Records for processing
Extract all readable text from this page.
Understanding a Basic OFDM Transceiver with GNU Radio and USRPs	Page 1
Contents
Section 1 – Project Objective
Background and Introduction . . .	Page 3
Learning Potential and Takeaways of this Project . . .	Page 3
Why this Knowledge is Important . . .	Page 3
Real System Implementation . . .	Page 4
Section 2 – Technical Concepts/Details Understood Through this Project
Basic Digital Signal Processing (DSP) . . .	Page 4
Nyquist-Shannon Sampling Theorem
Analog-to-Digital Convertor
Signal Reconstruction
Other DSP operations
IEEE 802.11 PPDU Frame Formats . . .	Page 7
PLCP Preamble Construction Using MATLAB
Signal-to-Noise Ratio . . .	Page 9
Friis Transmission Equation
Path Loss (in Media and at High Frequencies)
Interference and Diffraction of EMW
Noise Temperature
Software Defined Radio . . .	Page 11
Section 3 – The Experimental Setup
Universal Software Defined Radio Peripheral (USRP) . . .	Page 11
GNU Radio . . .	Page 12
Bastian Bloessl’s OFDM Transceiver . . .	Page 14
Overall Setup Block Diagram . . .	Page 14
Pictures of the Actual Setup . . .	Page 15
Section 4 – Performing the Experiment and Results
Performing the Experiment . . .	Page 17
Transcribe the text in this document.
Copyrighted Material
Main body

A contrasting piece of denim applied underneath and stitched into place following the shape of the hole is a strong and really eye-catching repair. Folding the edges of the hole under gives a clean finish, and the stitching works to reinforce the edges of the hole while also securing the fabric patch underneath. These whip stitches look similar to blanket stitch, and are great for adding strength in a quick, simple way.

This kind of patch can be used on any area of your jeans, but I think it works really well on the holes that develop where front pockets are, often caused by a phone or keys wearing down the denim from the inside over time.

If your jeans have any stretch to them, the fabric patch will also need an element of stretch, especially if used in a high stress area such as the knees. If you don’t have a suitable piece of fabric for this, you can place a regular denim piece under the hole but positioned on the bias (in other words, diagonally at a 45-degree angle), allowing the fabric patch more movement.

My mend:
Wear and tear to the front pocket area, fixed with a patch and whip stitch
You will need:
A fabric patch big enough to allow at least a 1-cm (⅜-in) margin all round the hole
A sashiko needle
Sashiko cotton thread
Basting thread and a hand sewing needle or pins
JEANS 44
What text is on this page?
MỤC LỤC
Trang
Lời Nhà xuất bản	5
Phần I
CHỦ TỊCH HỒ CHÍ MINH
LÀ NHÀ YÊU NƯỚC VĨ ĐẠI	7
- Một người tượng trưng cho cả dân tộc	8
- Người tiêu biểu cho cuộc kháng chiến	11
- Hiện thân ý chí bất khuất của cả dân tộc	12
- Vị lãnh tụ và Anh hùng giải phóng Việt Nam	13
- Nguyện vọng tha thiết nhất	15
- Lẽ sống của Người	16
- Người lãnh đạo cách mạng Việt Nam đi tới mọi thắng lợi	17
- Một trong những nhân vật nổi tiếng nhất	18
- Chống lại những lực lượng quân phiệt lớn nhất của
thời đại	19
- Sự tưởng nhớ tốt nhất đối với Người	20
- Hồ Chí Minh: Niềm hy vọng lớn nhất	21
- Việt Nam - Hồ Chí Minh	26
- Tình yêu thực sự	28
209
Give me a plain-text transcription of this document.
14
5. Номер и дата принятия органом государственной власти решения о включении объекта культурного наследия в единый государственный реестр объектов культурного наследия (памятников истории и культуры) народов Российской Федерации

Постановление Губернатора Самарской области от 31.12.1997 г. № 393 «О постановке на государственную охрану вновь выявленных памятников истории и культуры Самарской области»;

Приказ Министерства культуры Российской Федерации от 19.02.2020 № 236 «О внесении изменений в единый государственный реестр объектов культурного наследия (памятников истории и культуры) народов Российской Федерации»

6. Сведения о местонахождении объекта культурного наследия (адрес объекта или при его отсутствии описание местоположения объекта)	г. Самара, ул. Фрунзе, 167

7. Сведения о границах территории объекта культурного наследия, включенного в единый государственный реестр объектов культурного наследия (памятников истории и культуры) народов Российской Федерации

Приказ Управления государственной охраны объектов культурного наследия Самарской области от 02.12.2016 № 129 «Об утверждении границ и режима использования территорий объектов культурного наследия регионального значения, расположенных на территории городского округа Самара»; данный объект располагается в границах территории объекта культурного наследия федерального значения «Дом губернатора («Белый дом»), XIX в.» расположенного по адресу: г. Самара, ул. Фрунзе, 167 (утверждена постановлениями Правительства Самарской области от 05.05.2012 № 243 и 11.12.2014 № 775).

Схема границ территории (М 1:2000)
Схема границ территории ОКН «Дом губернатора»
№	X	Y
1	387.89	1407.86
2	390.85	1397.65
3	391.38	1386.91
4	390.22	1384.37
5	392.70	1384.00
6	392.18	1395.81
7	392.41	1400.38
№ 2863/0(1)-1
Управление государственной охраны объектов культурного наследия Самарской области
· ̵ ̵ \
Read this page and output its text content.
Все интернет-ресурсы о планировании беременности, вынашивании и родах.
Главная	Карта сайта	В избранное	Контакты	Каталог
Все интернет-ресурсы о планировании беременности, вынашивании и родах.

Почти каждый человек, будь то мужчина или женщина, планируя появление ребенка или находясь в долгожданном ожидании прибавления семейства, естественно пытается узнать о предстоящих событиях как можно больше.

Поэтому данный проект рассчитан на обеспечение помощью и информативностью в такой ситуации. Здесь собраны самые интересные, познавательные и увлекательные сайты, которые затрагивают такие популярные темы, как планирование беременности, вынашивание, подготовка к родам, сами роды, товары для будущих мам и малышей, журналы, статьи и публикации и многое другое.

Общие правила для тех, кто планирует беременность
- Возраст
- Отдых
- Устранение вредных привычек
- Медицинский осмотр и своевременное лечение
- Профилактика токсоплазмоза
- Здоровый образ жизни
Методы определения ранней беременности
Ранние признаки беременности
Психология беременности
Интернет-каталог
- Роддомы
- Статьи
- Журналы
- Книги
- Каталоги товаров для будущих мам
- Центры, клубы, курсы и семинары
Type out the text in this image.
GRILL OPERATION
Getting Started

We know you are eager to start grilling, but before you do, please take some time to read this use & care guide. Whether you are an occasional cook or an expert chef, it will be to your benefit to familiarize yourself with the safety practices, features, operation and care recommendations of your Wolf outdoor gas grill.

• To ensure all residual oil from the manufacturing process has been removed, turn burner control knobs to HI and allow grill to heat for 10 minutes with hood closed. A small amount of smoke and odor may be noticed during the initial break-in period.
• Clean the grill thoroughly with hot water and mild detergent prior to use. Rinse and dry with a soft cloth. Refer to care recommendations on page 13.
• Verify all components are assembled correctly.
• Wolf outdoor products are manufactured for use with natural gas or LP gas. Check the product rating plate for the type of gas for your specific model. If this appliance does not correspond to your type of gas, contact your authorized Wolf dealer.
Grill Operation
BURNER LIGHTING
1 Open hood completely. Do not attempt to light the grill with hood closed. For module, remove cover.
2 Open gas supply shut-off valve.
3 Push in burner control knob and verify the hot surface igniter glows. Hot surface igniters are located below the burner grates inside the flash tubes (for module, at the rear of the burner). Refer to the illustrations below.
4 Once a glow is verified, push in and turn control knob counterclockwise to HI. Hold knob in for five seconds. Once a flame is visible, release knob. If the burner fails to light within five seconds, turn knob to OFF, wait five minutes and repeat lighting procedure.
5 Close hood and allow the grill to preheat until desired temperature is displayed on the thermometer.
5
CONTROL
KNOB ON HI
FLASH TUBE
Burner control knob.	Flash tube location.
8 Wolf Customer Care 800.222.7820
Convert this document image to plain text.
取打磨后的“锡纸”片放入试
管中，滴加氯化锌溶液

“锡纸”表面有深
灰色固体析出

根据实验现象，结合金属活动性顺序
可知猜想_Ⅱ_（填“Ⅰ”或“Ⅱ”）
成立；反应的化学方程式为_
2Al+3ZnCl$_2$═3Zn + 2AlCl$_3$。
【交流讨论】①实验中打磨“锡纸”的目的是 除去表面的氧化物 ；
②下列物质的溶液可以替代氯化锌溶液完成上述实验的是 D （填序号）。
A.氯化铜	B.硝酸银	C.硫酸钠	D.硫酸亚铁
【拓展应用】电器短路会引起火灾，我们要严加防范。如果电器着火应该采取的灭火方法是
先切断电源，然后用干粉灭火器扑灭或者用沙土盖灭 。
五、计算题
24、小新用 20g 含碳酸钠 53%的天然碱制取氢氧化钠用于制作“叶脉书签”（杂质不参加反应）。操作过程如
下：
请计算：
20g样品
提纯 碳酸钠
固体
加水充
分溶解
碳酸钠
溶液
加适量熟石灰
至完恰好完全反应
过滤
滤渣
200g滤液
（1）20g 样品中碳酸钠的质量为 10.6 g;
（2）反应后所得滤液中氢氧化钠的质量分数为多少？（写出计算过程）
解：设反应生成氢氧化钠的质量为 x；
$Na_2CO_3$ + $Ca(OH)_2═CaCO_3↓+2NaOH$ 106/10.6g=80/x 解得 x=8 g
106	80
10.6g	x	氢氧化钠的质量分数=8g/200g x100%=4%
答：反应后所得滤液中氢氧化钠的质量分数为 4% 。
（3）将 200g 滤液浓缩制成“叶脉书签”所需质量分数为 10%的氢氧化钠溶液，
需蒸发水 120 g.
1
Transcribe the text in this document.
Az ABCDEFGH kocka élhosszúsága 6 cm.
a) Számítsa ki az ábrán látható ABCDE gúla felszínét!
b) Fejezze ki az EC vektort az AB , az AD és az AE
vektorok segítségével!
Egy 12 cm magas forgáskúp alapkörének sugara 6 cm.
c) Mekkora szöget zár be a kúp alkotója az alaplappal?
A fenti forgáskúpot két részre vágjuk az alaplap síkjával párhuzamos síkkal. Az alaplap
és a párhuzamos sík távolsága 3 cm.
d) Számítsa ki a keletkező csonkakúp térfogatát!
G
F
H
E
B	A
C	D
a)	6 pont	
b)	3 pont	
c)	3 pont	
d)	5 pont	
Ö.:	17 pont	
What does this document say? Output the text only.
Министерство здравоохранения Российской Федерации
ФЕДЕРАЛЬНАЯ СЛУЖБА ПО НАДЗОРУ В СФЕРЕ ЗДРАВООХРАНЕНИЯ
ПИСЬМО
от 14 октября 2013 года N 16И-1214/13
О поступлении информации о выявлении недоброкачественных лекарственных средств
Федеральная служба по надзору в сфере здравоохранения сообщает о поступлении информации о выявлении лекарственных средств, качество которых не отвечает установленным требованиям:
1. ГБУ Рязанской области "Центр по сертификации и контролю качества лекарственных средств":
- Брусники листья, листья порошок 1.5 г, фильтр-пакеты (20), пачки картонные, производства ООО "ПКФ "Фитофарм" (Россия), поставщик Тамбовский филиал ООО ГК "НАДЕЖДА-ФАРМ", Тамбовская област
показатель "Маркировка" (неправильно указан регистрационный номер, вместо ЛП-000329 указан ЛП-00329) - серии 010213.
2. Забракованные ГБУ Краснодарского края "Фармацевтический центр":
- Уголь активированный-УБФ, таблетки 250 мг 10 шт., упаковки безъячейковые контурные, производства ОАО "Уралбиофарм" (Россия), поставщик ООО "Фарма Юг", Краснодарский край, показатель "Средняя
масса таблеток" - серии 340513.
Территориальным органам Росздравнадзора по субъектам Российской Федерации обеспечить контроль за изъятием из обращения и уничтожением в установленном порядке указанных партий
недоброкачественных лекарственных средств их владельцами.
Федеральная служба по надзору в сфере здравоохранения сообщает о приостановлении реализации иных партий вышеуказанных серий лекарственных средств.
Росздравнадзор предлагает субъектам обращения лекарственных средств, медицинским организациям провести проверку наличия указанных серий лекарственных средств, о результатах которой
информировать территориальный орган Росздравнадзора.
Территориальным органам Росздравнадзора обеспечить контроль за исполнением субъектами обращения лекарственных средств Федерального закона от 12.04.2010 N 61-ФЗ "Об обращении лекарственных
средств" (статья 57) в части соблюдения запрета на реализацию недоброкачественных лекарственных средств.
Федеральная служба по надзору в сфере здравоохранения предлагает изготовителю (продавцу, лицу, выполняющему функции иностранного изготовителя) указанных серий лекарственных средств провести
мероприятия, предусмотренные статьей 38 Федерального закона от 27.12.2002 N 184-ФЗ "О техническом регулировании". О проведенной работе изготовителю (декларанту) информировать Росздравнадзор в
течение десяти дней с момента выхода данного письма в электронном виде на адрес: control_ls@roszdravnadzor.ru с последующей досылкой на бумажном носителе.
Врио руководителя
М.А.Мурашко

Required work
Of the lines in this data, how many contain "Radio"? Reply with only the number.

Exercise solution
4